### RECORDS SUPPLIED

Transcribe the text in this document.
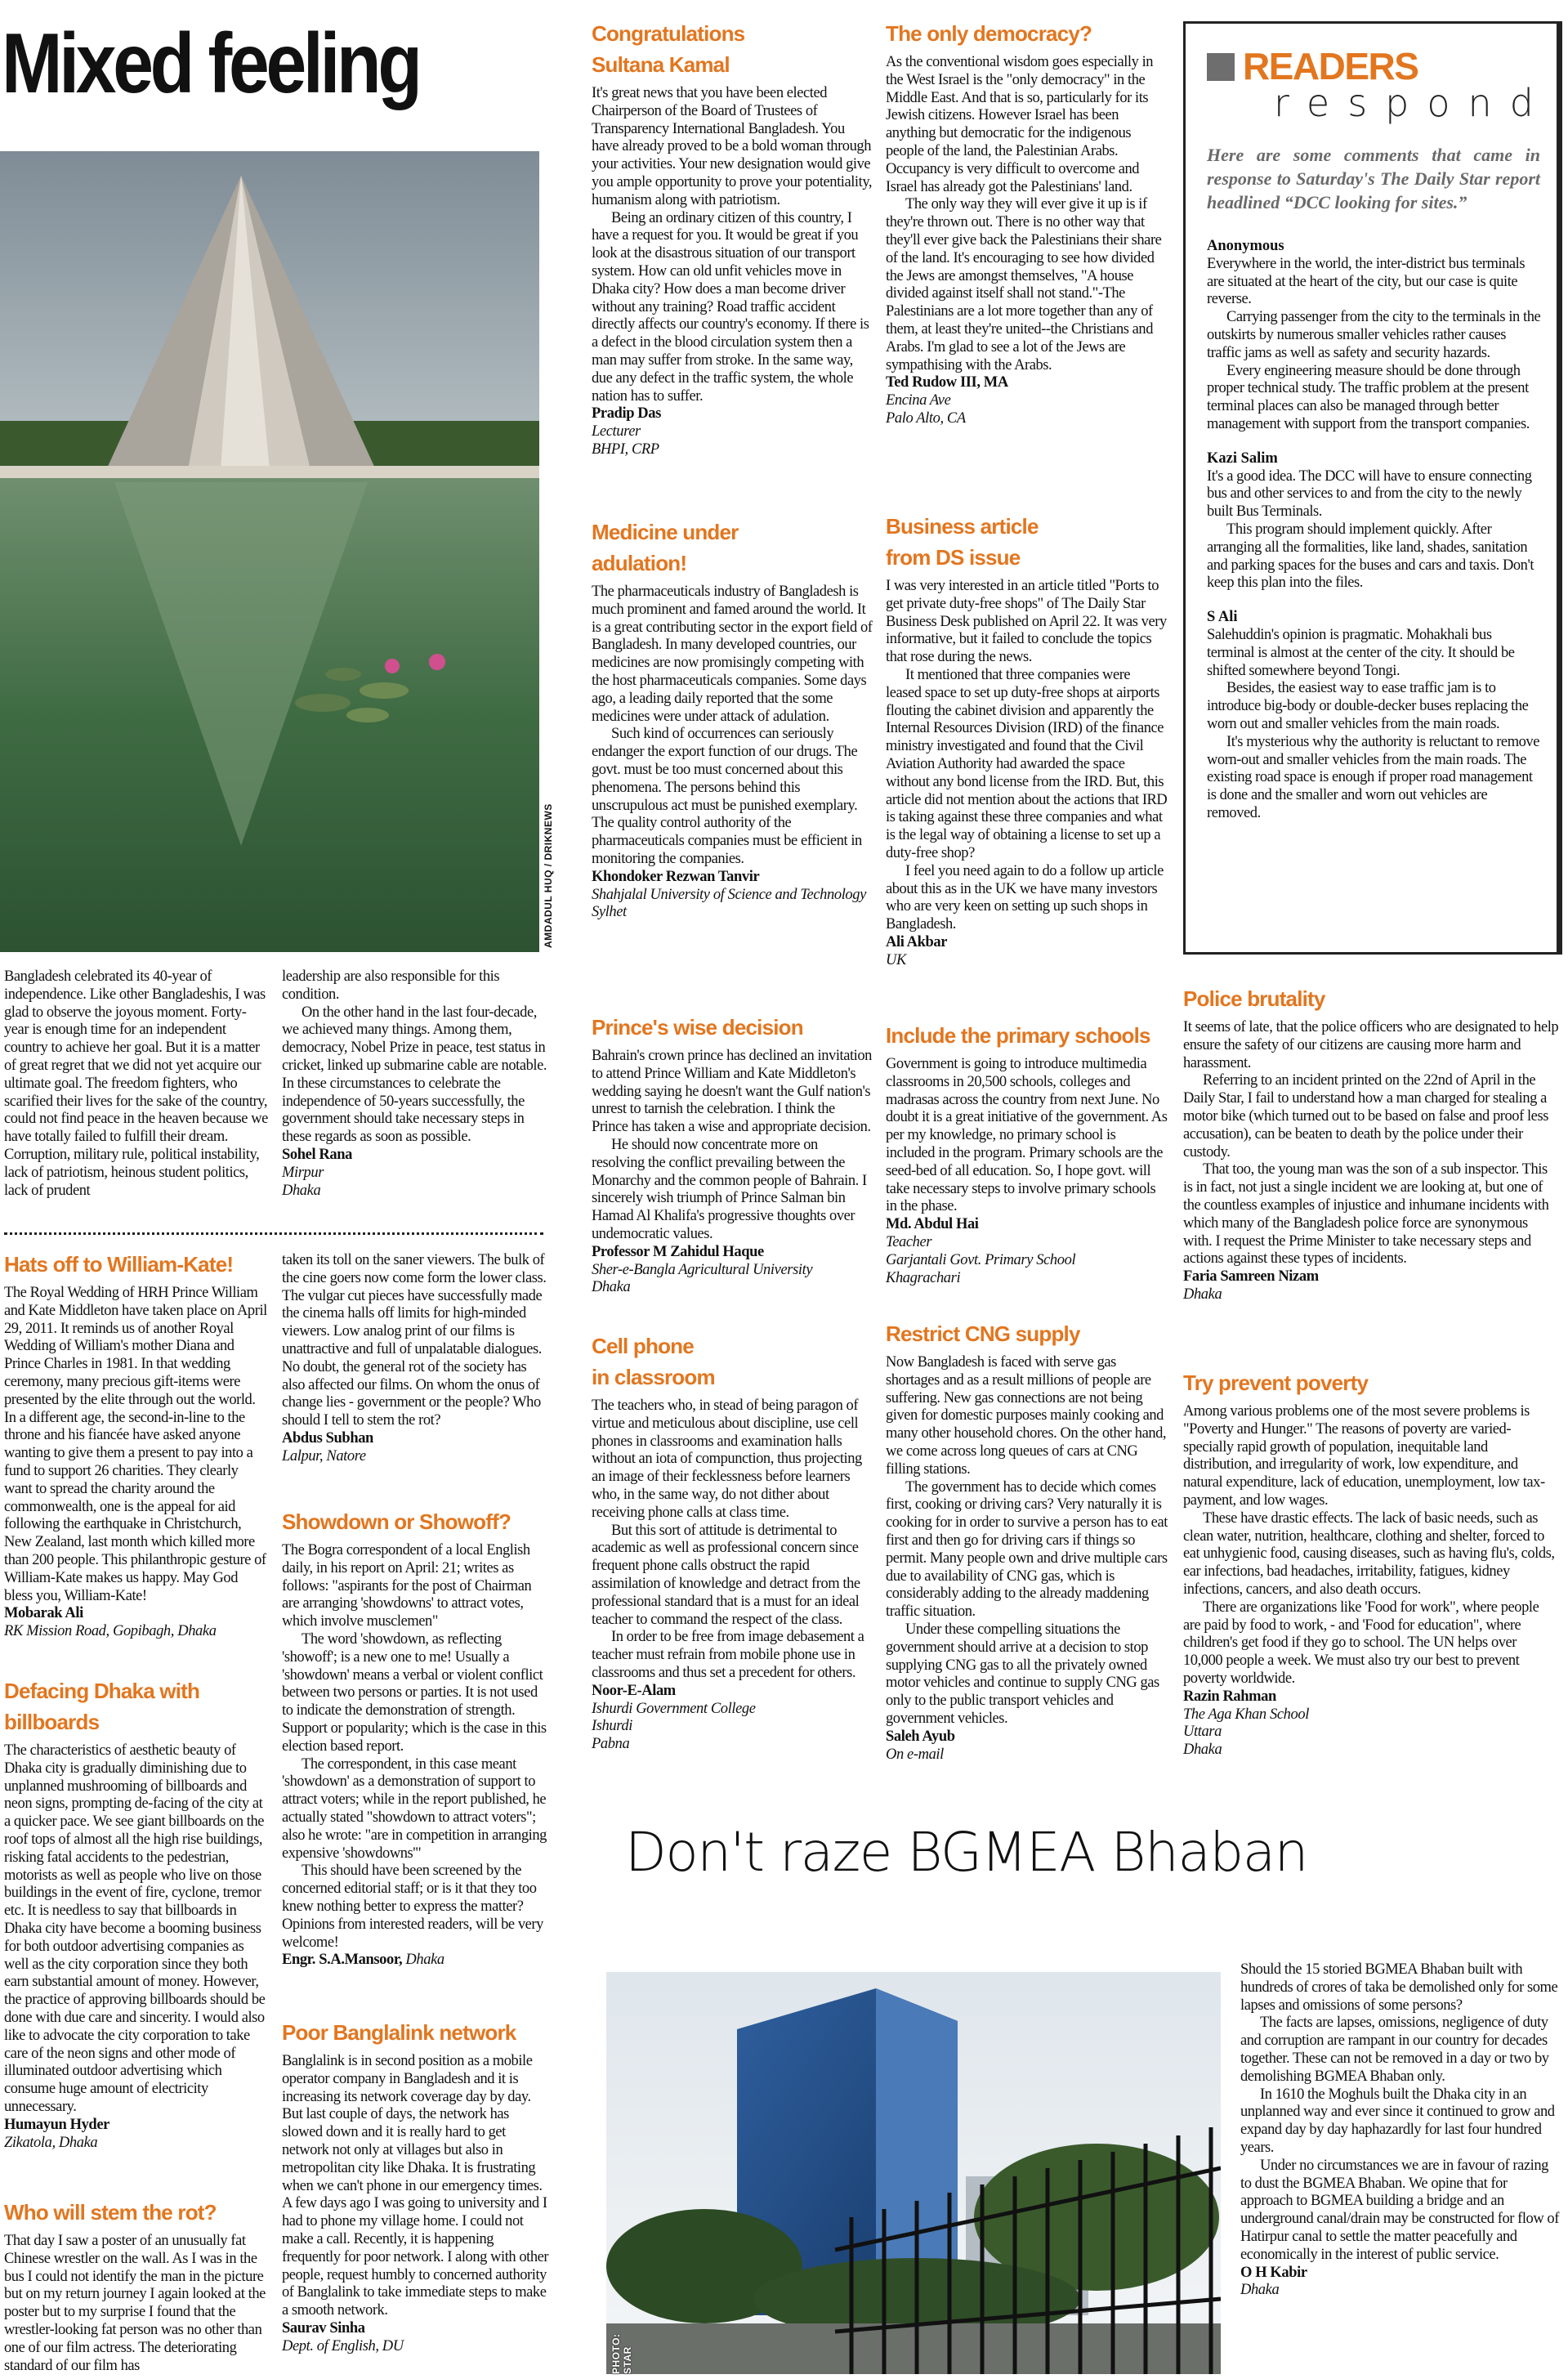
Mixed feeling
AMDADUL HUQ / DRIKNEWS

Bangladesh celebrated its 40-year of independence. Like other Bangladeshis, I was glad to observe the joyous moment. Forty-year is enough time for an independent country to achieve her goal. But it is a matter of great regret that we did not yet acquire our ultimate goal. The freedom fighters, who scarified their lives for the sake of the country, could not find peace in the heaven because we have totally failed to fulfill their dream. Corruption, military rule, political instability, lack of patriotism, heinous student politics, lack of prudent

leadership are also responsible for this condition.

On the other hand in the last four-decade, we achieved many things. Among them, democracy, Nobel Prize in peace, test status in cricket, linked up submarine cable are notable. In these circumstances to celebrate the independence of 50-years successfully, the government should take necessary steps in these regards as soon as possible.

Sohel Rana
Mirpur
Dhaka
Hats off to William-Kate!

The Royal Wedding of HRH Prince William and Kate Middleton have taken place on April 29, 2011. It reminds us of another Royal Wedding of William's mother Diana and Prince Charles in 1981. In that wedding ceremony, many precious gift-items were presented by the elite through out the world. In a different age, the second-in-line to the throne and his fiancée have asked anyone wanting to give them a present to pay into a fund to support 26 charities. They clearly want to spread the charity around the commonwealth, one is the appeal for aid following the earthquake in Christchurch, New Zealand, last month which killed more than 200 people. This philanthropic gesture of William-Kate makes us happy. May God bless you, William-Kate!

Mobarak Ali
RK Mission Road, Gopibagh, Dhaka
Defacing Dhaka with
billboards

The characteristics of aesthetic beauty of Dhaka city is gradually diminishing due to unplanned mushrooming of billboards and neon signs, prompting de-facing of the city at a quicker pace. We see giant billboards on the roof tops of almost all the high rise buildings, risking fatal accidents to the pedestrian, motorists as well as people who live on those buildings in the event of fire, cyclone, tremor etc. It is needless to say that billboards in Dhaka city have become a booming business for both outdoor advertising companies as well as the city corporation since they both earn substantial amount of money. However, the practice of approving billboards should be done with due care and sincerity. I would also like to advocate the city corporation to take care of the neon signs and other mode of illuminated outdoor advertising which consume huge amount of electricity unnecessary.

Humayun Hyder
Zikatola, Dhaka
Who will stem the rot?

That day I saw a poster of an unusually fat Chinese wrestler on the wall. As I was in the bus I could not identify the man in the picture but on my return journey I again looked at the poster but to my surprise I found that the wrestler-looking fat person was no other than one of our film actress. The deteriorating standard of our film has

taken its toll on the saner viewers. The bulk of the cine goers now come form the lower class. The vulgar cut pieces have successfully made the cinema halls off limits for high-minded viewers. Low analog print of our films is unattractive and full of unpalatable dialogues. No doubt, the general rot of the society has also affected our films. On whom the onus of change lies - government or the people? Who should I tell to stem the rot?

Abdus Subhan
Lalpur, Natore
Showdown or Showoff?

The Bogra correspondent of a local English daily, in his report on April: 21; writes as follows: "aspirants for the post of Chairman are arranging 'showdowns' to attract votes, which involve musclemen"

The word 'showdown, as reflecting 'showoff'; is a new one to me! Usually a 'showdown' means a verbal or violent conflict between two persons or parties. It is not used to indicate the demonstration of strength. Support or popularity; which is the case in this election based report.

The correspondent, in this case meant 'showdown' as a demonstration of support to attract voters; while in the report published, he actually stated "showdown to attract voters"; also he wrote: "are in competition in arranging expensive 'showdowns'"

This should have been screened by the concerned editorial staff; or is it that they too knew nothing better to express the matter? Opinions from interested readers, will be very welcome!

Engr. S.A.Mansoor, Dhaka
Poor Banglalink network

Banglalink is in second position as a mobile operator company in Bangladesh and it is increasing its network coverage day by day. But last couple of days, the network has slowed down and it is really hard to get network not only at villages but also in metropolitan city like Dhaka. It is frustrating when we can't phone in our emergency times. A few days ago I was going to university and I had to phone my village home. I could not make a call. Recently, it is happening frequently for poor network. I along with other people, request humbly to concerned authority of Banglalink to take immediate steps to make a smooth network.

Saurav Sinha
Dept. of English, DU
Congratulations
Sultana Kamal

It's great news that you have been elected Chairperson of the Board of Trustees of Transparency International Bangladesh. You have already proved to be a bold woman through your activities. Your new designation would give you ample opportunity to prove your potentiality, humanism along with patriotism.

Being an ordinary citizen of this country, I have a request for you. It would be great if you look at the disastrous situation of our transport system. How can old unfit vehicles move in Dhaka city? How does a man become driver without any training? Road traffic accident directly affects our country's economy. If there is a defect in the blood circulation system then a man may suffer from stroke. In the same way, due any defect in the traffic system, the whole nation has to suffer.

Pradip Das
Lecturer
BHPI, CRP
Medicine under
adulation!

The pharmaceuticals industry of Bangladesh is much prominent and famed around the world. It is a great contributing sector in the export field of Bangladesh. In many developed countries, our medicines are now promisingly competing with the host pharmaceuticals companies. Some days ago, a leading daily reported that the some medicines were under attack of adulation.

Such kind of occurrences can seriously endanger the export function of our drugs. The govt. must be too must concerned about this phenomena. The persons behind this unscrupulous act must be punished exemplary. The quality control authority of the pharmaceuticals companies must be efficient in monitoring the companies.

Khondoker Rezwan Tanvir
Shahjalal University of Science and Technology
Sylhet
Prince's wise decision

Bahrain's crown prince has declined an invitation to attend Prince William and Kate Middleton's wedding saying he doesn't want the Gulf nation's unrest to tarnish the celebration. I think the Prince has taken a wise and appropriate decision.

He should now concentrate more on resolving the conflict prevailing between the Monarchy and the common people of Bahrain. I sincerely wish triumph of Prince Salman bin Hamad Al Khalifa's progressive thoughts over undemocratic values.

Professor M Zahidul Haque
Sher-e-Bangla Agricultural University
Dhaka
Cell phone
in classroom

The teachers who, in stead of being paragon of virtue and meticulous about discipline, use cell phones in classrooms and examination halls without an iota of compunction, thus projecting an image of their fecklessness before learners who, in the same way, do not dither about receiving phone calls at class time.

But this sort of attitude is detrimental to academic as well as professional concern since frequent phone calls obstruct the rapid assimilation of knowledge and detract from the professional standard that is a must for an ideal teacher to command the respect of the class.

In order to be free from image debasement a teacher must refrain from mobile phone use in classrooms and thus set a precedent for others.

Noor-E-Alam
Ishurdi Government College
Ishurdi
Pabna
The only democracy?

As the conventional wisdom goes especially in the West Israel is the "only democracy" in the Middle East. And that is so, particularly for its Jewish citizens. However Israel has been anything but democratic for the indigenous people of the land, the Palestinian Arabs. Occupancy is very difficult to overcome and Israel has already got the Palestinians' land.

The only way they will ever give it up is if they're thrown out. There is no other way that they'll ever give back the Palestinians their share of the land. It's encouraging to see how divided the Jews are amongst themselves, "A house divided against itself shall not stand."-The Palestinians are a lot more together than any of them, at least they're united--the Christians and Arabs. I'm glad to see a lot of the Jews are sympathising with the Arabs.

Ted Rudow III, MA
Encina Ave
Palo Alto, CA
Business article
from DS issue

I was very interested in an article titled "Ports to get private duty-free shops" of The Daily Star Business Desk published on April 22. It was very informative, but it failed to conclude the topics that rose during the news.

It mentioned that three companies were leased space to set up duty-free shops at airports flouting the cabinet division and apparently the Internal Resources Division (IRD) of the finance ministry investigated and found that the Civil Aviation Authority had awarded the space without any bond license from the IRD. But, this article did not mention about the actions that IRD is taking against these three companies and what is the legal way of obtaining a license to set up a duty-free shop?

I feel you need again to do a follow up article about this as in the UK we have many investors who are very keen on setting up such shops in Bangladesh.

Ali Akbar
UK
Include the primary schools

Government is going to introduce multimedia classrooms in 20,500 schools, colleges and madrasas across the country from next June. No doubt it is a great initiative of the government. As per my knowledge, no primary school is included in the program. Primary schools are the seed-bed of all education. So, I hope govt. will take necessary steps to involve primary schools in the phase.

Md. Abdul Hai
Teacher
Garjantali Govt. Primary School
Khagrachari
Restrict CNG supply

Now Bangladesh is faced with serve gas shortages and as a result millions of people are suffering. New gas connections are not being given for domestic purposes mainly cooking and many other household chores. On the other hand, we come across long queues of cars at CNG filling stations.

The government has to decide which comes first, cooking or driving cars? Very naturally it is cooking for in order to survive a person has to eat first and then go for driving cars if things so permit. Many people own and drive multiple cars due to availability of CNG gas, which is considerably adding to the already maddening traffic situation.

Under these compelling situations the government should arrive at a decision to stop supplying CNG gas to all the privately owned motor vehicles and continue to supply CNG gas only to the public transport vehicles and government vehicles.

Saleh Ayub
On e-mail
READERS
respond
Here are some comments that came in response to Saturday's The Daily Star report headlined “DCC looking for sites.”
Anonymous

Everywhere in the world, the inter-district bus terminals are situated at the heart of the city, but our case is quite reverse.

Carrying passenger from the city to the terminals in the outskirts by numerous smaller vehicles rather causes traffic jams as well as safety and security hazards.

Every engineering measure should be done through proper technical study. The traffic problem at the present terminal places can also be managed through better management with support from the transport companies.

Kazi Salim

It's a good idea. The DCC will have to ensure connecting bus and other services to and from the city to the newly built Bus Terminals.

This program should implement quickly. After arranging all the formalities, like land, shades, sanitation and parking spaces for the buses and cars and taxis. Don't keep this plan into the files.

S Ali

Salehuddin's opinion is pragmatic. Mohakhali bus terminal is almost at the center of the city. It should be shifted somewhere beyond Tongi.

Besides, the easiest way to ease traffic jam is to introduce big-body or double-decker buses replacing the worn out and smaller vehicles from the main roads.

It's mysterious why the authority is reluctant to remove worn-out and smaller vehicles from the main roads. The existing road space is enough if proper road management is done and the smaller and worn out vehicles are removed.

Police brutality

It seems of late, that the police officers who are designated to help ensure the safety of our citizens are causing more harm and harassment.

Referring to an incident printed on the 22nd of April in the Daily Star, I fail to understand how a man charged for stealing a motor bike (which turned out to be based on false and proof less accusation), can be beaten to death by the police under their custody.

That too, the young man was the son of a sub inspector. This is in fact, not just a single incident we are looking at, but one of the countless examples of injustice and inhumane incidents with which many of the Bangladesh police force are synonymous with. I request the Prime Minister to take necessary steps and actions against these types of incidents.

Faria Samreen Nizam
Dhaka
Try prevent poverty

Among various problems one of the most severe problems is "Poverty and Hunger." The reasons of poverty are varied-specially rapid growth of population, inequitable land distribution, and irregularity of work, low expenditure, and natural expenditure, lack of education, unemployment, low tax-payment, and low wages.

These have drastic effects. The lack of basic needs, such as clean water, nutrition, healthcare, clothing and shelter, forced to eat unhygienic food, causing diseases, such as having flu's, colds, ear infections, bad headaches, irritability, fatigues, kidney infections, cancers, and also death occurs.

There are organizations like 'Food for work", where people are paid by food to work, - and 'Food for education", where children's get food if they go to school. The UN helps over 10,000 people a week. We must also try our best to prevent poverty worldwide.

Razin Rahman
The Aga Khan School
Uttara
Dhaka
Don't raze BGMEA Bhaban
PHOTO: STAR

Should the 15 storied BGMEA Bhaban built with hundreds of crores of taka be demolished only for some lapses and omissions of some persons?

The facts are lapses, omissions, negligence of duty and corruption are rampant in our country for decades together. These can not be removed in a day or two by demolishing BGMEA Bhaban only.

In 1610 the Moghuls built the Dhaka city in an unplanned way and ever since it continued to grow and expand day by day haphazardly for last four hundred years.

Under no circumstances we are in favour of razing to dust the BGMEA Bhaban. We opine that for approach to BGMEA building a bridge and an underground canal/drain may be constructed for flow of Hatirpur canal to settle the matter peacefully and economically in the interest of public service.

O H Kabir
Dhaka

######

▶ JOB
Among the lines of the data above, count those holding "ensure" and state only the number.

▶ SOLUTION
2